Description of the Prior Art
The present invention is particularly suitable for use as patient control in hospitals, nursing homes and other establishments where ambulatory or other personnel may be free to move about but where some means is needed to detect their movement beyond certain pre-selected monitoring stations while allowing other personnel to pass freely through these monitoring stations.
Various electronic type systems have been proposed in the past for monitoring personnel movement. One such system is described in U.S. Pat. No. 3,115,622 to D. L. Jaffe. According to this patent, personnel to be monitored are provided with a miniature portable radio transmitter which may be worn around the neck and this radio transmitter emits signals which are detected through a receiving antenna which surrounds an area in which the personnel are normally stationed. The Jaffe system requires the provision of a battery or other electrical power source on the transmitters. In addition, it is necessary for the portable transmitters to emit signals continually and consequently that a rather substantial power supply is required for these transmitters. This, of course, makes the transmitters quite large and uncomfortable to wear.
U.S. Pat. No. 3,500,373 to Arthur J. Minasy relates to an improvement over the Jaffe system in that the Minasy system incorporates a purely passive responder circuit. The Minasy patent describes a theft detection system wherein a passive resonant circuit is embedded in a label or wafer attached to an article of merchandise to be protected. When the article passes a check station it encounters an electromagnetic field which is continually emitted at the station. Means are also provided at the station to monitor for predetermined electromagnetic responses produced at the station antenna when a resonant circuit passes by the antenna. The wafers used in the Minasy system are flat and have a relatively large expanse (e.g. 6.5 .times. 9.2 cm) to provide sufficient area for reacting effectively with the signals emitted by the station antenna. However, a flat expensive element of this size may be uncomfortable or bothersome for a person to wear for extended periods of time.

■ **ASSIGNMENT**: List every drawback of the Jaffe system that the prior art description gives.

Document layout analysis data
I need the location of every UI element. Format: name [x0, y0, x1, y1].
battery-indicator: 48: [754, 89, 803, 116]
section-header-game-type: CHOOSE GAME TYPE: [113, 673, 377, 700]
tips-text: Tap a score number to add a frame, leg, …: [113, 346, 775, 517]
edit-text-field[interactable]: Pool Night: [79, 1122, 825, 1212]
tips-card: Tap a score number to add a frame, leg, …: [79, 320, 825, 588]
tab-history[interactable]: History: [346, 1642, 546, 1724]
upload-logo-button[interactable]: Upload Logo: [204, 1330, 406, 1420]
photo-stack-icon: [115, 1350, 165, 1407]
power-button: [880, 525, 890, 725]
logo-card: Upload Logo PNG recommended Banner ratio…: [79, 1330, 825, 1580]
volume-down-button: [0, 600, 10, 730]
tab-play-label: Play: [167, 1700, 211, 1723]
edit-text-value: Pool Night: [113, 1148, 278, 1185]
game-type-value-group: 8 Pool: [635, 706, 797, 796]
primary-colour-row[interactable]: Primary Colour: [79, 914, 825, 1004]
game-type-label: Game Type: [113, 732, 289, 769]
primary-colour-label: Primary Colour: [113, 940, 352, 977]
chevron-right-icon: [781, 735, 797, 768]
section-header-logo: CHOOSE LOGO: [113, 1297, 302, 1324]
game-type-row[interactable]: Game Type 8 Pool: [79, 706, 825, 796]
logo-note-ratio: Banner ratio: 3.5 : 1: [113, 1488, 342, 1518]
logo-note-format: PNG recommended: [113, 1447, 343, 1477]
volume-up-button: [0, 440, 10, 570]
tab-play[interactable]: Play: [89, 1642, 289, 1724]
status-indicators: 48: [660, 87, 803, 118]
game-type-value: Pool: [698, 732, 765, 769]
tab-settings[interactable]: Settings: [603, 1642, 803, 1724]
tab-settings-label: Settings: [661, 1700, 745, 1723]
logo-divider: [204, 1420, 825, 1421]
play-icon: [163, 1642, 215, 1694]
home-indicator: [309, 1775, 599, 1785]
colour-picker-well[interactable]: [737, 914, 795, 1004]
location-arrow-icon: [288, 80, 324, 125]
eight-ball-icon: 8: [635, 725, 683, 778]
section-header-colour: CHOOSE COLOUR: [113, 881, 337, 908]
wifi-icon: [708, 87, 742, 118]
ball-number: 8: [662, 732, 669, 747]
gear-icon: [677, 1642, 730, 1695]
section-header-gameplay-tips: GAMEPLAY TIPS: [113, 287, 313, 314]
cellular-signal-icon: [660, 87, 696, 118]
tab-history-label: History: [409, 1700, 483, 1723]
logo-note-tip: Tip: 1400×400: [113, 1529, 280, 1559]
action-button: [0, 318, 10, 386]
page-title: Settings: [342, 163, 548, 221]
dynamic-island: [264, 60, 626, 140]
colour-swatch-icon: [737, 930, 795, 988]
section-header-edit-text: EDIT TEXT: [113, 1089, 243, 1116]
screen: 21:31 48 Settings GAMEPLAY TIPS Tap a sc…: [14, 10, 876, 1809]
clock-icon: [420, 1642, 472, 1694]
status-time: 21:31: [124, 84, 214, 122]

■ **ANSWER BOX**:
- It needs a battery or other electrical power source on the transmitters.
- The portable transmitters must send out signals all the time, so they need a fairly large power supply.
- As a result, the transmitters are quite large and uncomfortable to wear.